** begin Record list **

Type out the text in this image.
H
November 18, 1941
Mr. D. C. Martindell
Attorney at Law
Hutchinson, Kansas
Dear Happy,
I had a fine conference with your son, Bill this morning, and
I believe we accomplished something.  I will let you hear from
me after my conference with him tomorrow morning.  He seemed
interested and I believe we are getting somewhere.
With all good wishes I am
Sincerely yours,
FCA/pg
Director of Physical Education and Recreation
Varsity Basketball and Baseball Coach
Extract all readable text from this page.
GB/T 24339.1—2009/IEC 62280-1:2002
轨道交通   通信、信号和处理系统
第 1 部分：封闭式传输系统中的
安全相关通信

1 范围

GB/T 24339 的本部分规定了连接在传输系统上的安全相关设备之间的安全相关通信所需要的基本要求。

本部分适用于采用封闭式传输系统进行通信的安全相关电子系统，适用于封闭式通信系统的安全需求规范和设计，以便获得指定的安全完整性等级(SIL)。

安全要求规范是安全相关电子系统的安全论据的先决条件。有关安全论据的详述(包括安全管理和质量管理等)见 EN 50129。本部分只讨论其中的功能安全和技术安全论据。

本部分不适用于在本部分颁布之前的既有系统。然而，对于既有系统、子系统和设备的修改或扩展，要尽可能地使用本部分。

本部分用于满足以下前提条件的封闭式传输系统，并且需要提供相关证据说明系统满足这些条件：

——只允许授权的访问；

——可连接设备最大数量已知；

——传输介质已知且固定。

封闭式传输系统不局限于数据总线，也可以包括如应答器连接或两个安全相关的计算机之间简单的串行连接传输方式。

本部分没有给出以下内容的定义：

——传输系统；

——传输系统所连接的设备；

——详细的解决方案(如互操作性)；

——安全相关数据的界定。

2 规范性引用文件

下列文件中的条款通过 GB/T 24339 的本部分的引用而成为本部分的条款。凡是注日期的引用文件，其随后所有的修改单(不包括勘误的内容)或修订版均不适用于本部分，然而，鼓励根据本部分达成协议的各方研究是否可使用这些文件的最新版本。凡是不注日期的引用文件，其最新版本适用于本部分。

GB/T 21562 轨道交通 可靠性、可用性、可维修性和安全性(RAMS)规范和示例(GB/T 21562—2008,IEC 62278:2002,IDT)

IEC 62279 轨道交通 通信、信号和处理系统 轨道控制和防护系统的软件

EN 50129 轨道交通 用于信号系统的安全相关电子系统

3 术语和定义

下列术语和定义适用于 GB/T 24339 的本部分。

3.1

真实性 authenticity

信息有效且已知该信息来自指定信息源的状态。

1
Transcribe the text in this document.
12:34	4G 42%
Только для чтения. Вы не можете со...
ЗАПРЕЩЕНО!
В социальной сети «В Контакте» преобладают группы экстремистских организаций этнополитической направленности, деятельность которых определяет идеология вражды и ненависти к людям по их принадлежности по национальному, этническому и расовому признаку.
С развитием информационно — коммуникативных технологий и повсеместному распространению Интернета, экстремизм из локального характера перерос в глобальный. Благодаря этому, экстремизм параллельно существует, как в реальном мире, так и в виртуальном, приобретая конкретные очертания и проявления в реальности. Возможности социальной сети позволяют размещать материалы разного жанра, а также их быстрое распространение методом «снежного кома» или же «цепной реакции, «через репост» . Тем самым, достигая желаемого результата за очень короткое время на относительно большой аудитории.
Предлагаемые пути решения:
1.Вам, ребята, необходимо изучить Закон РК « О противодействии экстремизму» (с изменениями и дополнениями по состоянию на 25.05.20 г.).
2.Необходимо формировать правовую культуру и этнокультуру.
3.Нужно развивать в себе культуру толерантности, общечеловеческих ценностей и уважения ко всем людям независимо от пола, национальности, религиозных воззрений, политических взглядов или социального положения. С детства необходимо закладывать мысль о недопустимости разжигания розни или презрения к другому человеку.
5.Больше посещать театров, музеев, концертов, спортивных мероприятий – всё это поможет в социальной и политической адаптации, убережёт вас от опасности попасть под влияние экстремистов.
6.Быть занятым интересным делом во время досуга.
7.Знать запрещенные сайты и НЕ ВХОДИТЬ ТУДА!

** end Record list **

■ Task details: Transcribe every entry verbatim.

■ Task response:
Type out the text in this image.
H
November 18, 1941
Mr. D. C. Martindell
Attorney at Law
Hutchinson, Kansas
Dear Happy,
I had a fine conference with your son, Bill this morning, and
I believe we accomplished something.  I will let you hear from
me after my conference with him tomorrow morning.  He seemed
interested and I believe we are getting somewhere.
With all good wishes I am
Sincerely yours,
FCA/pg
Director of Physical Education and Recreation
Varsity Basketball and Baseball Coach
Extract all readable text from this page.
GB/T 24339.1—2009/IEC 62280-1:2002
轨道交通   通信、信号和处理系统
第 1 部分：封闭式传输系统中的
安全相关通信

1 范围

GB/T 24339 的本部分规定了连接在传输系统上的安全相关设备之间的安全相关通信所需要的基本要求。

本部分适用于采用封闭式传输系统进行通信的安全相关电子系统，适用于封闭式通信系统的安全需求规范和设计，以便获得指定的安全完整性等级(SIL)。

安全要求规范是安全相关电子系统的安全论据的先决条件。有关安全论据的详述(包括安全管理和质量管理等)见 EN 50129。本部分只讨论其中的功能安全和技术安全论据。

本部分不适用于在本部分颁布之前的既有系统。然而，对于既有系统、子系统和设备的修改或扩展，要尽可能地使用本部分。

本部分用于满足以下前提条件的封闭式传输系统，并且需要提供相关证据说明系统满足这些条件：

——只允许授权的访问；

——可连接设备最大数量已知；

——传输介质已知且固定。

封闭式传输系统不局限于数据总线，也可以包括如应答器连接或两个安全相关的计算机之间简单的串行连接传输方式。

本部分没有给出以下内容的定义：

——传输系统；

——传输系统所连接的设备；

——详细的解决方案(如互操作性)；

——安全相关数据的界定。

2 规范性引用文件

下列文件中的条款通过 GB/T 24339 的本部分的引用而成为本部分的条款。凡是注日期的引用文件，其随后所有的修改单(不包括勘误的内容)或修订版均不适用于本部分，然而，鼓励根据本部分达成协议的各方研究是否可使用这些文件的最新版本。凡是不注日期的引用文件，其最新版本适用于本部分。

GB/T 21562 轨道交通 可靠性、可用性、可维修性和安全性(RAMS)规范和示例(GB/T 21562—2008,IEC 62278:2002,IDT)

IEC 62279 轨道交通 通信、信号和处理系统 轨道控制和防护系统的软件

EN 50129 轨道交通 用于信号系统的安全相关电子系统

3 术语和定义

下列术语和定义适用于 GB/T 24339 的本部分。

3.1

真实性 authenticity

信息有效且已知该信息来自指定信息源的状态。

1
Transcribe the text in this document.
12:34	4G 42%
Только для чтения. Вы не можете со...
ЗАПРЕЩЕНО!
В социальной сети «В Контакте» преобладают группы экстремистских организаций этнополитической направленности, деятельность которых определяет идеология вражды и ненависти к людям по их принадлежности по национальному, этническому и расовому признаку.
С развитием информационно — коммуникативных технологий и повсеместному распространению Интернета, экстремизм из локального характера перерос в глобальный. Благодаря этому, экстремизм параллельно существует, как в реальном мире, так и в виртуальном, приобретая конкретные очертания и проявления в реальности. Возможности социальной сети позволяют размещать материалы разного жанра, а также их быстрое распространение методом «снежного кома» или же «цепной реакции, «через репост» . Тем самым, достигая желаемого результата за очень короткое время на относительно большой аудитории.
Предлагаемые пути решения:
1.Вам, ребята, необходимо изучить Закон РК « О противодействии экстремизму» (с изменениями и дополнениями по состоянию на 25.05.20 г.).
2.Необходимо формировать правовую культуру и этнокультуру.
3.Нужно развивать в себе культуру толерантности, общечеловеческих ценностей и уважения ко всем людям независимо от пола, национальности, религиозных воззрений, политических взглядов или социального положения. С детства необходимо закладывать мысль о недопустимости разжигания розни или презрения к другому человеку.
5.Больше посещать театров, музеев, концертов, спортивных мероприятий – всё это поможет в социальной и политической адаптации, убережёт вас от опасности попасть под влияние экстремистов.
6.Быть занятым интересным делом во время досуга.
7.Знать запрещенные сайты и НЕ ВХОДИТЬ ТУДА!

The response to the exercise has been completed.